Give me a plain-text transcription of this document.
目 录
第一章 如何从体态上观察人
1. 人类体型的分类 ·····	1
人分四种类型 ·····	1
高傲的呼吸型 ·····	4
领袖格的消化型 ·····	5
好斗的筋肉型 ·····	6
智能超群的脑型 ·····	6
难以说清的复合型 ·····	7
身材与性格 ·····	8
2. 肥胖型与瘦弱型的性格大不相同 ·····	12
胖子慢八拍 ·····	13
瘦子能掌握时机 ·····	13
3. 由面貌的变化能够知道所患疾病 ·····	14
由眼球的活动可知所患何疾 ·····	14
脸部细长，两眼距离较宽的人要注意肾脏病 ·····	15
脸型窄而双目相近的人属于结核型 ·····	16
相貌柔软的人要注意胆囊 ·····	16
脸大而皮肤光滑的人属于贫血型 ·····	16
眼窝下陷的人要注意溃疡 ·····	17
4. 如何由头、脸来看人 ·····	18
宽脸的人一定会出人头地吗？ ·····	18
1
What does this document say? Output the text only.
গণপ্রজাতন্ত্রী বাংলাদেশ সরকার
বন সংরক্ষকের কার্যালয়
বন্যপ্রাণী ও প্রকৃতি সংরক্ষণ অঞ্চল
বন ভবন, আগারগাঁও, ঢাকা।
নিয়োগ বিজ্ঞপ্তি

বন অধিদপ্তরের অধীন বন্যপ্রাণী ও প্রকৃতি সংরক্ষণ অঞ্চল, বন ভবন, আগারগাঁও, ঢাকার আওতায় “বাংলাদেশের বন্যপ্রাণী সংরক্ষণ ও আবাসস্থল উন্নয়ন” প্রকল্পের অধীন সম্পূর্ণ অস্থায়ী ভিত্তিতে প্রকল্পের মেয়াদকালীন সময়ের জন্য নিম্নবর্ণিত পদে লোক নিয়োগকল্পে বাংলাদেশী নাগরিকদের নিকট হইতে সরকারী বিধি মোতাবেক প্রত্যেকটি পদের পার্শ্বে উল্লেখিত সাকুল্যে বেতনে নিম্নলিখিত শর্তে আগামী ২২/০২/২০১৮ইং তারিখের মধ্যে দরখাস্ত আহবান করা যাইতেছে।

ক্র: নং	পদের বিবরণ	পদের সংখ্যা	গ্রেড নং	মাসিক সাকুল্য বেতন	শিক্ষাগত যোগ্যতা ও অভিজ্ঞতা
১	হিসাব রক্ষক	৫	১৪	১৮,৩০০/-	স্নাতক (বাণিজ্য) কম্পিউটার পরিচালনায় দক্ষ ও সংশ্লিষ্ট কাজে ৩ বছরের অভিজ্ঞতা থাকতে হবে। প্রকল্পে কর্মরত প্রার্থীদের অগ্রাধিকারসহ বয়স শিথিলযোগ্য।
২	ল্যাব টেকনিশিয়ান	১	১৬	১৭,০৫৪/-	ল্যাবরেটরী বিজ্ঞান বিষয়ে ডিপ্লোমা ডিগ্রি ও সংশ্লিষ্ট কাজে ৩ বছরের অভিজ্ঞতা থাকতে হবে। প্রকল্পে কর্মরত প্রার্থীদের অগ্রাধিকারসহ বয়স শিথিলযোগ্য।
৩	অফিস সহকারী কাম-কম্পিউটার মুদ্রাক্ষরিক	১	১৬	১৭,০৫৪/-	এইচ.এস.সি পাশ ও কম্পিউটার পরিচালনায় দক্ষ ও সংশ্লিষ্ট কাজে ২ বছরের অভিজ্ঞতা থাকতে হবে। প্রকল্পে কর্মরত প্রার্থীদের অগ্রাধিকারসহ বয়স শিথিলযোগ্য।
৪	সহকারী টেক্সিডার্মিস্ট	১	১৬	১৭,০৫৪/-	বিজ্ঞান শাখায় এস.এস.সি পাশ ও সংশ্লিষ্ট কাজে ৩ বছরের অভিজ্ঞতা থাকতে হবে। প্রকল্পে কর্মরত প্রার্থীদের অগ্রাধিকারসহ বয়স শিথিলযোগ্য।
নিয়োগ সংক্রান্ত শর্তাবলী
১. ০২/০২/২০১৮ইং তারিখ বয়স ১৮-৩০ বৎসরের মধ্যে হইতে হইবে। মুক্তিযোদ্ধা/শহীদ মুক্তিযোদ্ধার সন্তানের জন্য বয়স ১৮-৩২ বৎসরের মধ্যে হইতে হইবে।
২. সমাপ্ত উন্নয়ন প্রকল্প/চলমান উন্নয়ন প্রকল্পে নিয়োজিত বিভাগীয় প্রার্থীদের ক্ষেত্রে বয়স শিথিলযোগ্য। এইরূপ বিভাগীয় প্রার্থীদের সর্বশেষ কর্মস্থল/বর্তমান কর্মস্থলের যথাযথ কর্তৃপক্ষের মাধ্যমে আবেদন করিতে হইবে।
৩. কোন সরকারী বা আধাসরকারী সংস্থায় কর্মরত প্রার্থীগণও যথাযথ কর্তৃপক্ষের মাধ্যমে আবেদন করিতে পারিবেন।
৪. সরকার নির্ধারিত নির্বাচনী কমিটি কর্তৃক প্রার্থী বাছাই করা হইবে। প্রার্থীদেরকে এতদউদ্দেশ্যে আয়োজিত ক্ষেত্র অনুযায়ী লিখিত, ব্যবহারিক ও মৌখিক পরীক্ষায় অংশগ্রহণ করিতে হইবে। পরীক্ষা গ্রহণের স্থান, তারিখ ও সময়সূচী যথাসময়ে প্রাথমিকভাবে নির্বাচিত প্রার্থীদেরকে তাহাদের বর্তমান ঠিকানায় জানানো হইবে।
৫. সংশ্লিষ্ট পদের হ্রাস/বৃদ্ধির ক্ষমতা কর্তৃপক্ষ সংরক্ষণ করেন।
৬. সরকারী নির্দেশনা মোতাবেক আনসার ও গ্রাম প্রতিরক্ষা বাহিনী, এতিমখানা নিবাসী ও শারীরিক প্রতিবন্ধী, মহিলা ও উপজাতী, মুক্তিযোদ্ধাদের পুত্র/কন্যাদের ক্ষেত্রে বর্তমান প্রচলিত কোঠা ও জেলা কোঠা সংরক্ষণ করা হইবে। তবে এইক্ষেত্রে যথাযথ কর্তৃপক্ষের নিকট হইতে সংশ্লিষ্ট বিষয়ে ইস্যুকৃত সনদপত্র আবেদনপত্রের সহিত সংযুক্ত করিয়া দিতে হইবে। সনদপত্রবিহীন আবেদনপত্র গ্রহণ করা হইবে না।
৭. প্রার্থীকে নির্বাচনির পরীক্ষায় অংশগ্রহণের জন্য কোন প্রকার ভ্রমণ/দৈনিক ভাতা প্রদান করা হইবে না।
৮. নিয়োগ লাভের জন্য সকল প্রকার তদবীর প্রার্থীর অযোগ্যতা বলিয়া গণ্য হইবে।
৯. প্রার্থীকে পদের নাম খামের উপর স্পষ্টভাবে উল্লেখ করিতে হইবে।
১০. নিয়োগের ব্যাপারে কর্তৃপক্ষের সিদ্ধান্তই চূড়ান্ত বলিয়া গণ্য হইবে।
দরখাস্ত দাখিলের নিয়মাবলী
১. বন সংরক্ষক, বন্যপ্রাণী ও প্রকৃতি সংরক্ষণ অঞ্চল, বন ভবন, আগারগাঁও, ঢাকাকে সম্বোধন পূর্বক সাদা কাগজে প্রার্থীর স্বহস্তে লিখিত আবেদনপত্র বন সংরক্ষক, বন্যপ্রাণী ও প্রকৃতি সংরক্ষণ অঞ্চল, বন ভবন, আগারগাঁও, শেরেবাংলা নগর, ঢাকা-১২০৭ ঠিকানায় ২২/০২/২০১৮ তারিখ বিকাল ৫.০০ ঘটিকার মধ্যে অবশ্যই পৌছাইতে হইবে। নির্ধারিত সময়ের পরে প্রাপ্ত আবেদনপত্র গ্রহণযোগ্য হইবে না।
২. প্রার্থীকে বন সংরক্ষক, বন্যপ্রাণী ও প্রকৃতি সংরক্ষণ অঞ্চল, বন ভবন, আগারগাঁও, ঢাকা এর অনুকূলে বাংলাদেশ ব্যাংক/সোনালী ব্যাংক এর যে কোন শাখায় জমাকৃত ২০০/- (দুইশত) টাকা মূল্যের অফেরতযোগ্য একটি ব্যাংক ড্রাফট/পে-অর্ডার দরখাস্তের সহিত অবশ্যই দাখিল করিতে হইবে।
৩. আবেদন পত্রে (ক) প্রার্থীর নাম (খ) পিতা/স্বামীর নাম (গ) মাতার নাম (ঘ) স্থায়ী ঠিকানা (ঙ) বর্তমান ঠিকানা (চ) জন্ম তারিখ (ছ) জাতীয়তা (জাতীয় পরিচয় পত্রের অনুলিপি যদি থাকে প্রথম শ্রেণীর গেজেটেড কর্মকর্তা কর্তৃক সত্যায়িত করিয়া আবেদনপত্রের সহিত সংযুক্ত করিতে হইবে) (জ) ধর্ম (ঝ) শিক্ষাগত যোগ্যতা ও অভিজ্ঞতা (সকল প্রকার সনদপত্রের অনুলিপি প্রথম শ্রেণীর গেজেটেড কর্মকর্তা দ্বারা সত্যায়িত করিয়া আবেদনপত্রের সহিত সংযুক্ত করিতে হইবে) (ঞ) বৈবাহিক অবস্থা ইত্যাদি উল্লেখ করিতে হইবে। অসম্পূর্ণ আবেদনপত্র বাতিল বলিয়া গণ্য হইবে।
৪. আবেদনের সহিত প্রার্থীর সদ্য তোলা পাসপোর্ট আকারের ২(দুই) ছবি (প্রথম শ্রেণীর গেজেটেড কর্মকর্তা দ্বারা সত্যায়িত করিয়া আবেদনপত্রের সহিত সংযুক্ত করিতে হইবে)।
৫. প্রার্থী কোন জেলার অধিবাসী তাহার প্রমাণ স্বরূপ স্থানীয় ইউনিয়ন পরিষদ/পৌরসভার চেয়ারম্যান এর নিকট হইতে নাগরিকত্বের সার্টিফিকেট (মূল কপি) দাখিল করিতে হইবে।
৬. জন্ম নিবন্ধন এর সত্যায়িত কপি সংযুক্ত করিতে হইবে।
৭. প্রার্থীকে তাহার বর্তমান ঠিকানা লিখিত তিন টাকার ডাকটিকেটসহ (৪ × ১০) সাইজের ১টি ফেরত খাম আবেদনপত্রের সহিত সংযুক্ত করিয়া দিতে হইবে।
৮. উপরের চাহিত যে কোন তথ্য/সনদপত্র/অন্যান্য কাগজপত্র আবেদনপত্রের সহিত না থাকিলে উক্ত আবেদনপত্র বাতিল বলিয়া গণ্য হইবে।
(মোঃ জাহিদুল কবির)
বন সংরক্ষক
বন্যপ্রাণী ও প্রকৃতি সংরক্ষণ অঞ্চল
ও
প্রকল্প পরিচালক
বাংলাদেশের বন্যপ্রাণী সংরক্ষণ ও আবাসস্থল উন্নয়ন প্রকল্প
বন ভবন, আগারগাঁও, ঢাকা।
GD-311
--------------------
**To be done**
Across the records, count the lines holding the string "document". Give the number and stop.

**Correct output**
2